__WORK TO COMPLETE__
Below is some material; set it all down exactly, apart from the pictures.

__MATERIAL FOR THIS TASK__
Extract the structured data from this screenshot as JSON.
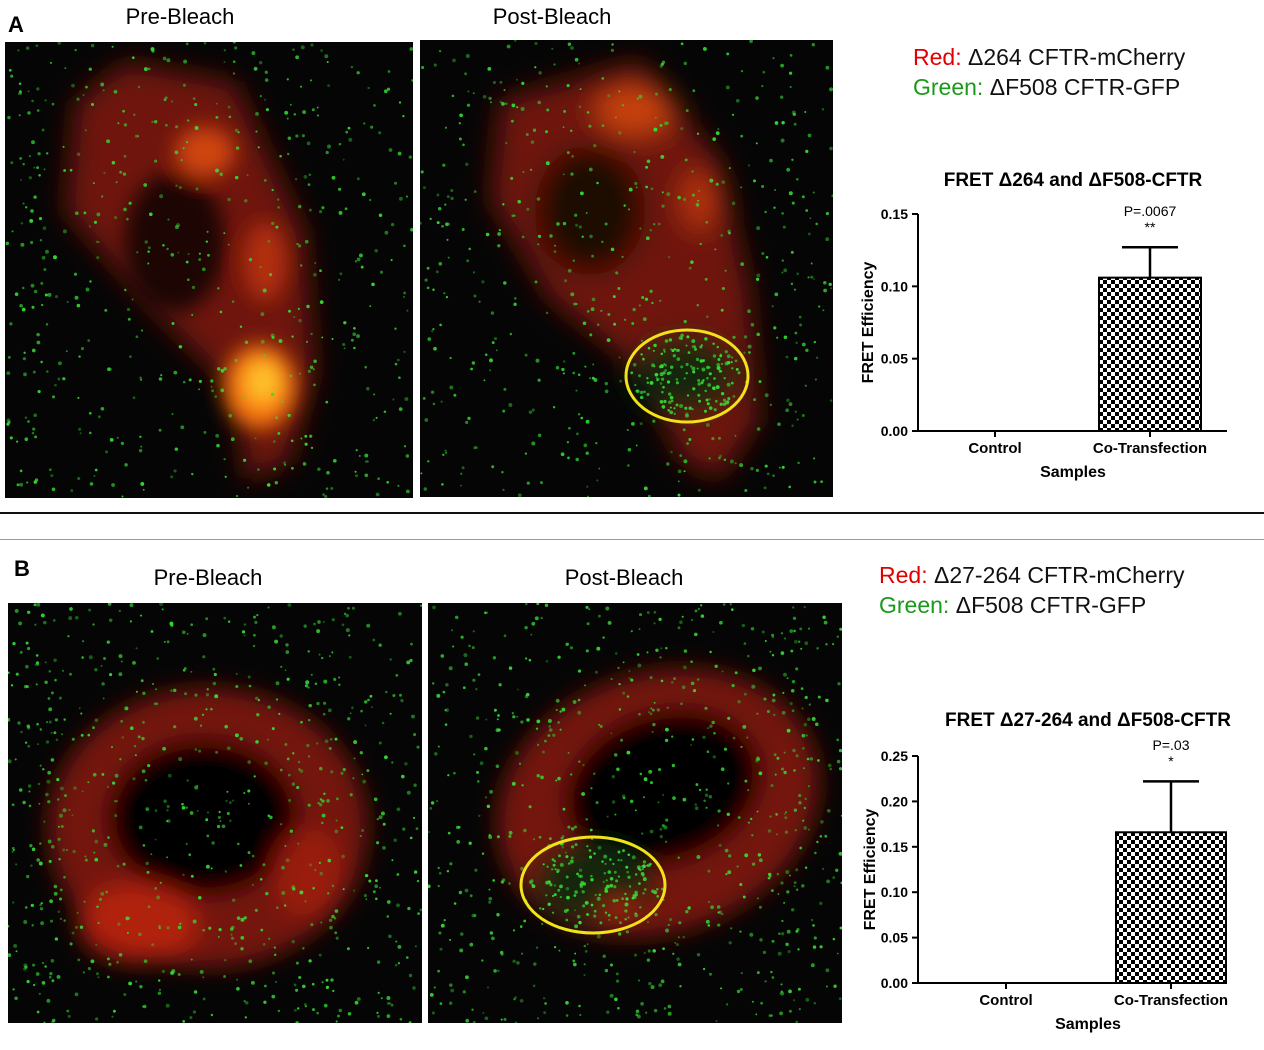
{
  "panel_a": {
    "letter": "A",
    "pre_title": "Pre-Bleach",
    "post_title": "Post-Bleach",
    "legend_red_key": "Red:",
    "legend_red_val": " Δ264 CFTR-mCherry",
    "legend_green_key": "Green:",
    "legend_green_val": " ΔF508 CFTR-GFP"
  },
  "panel_b": {
    "letter": "B",
    "pre_title": "Pre-Bleach",
    "post_title": "Post-Bleach",
    "legend_red_key": "Red:",
    "legend_red_val": " Δ27-264 CFTR-mCherry",
    "legend_green_key": "Green:",
    "legend_green_val": " ΔF508 CFTR-GFP"
  },
  "colors": {
    "red": "#e00000",
    "green": "#1a9a1a",
    "bleach_circle": "#f2e21a",
    "cell_red": "#c41a08",
    "cell_orange": "#ff8a1a",
    "dot_green": "#35e035"
  },
  "chart_data": [
    {
      "type": "bar",
      "title": "FRET Δ264 and ΔF508-CFTR",
      "xlabel": "Samples",
      "ylabel": "FRET Efficiency",
      "categories": [
        "Control",
        "Co-Transfection"
      ],
      "values": [
        0.0,
        0.106
      ],
      "error_upper": [
        0.0,
        0.021
      ],
      "ylim": [
        0.0,
        0.15
      ],
      "yticks": [
        "0.00",
        "0.05",
        "0.10",
        "0.15"
      ],
      "annotation_p": "P=.0067",
      "annotation_stars": "**",
      "bar_fill": "checkerboard",
      "grid": false
    },
    {
      "type": "bar",
      "title": "FRET Δ27-264 and ΔF508-CFTR",
      "xlabel": "Samples",
      "ylabel": "FRET Efficiency",
      "categories": [
        "Control",
        "Co-Transfection"
      ],
      "values": [
        0.0,
        0.166
      ],
      "error_upper": [
        0.0,
        0.056
      ],
      "ylim": [
        0.0,
        0.25
      ],
      "yticks": [
        "0.00",
        "0.05",
        "0.10",
        "0.15",
        "0.20",
        "0.25"
      ],
      "annotation_p": "P=.03",
      "annotation_stars": "*",
      "bar_fill": "checkerboard",
      "grid": false
    }
  ]
}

__TASK OUTPUT__
Extract the structured data from this screenshot as JSON.
{
  "panel_a": {
    "letter": "A",
    "pre_title": "Pre-Bleach",
    "post_title": "Post-Bleach",
    "legend_red_key": "Red:",
    "legend_red_val": " Δ264 CFTR-mCherry",
    "legend_green_key": "Green:",
    "legend_green_val": " ΔF508 CFTR-GFP"
  },
  "panel_b": {
    "letter": "B",
    "pre_title": "Pre-Bleach",
    "post_title": "Post-Bleach",
    "legend_red_key": "Red:",
    "legend_red_val": " Δ27-264 CFTR-mCherry",
    "legend_green_key": "Green:",
    "legend_green_val": " ΔF508 CFTR-GFP"
  },
  "colors": {
    "red": "#e00000",
    "green": "#1a9a1a",
    "bleach_circle": "#f2e21a",
    "cell_red": "#c41a08",
    "cell_orange": "#ff8a1a",
    "dot_green": "#35e035"
  },
  "chart_data": [
    {
      "type": "bar",
      "title": "FRET Δ264 and ΔF508-CFTR",
      "xlabel": "Samples",
      "ylabel": "FRET Efficiency",
      "categories": [
        "Control",
        "Co-Transfection"
      ],
      "values": [
        0.0,
        0.106
      ],
      "error_upper": [
        0.0,
        0.021
      ],
      "ylim": [
        0.0,
        0.15
      ],
      "yticks": [
        "0.00",
        "0.05",
        "0.10",
        "0.15"
      ],
      "annotation_p": "P=.0067",
      "annotation_stars": "**",
      "bar_fill": "checkerboard",
      "grid": false
    },
    {
      "type": "bar",
      "title": "FRET Δ27-264 and ΔF508-CFTR",
      "xlabel": "Samples",
      "ylabel": "FRET Efficiency",
      "categories": [
        "Control",
        "Co-Transfection"
      ],
      "values": [
        0.0,
        0.166
      ],
      "error_upper": [
        0.0,
        0.056
      ],
      "ylim": [
        0.0,
        0.25
      ],
      "yticks": [
        "0.00",
        "0.05",
        "0.10",
        "0.15",
        "0.20",
        "0.25"
      ],
      "annotation_p": "P=.03",
      "annotation_stars": "*",
      "bar_fill": "checkerboard",
      "grid": false
    }
  ]
}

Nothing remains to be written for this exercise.